## DATASET ROWS
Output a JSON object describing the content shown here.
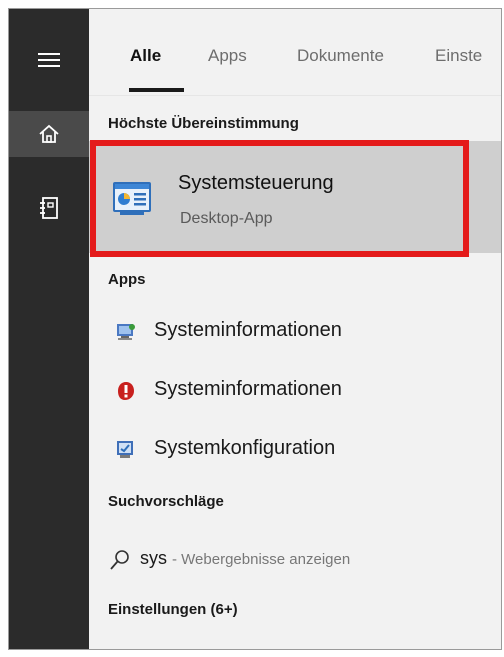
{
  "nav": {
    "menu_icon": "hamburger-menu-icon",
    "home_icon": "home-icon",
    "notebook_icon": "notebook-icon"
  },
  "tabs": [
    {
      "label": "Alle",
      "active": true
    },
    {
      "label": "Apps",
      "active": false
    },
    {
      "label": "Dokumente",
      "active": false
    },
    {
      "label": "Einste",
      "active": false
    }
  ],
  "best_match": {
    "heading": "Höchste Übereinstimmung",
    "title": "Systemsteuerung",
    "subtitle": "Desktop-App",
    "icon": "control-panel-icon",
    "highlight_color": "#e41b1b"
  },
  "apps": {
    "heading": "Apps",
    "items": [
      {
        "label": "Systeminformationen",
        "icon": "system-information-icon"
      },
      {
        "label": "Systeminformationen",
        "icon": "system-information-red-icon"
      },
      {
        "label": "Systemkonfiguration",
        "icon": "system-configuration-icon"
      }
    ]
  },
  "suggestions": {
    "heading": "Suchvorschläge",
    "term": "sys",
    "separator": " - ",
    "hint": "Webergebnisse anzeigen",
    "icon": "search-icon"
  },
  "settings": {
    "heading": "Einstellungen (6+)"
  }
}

## DIRECTION
In the records above, find each line holding "icon" and copy it.

## CORRECT RESULT
    "menu_icon": "hamburger-menu-icon",
    "home_icon": "home-icon",
    "notebook_icon": "notebook-icon"
    "icon": "control-panel-icon",
        "icon": "system-information-icon"
        "icon": "system-information-red-icon"
        "icon": "system-configuration-icon"
    "icon": "search-icon"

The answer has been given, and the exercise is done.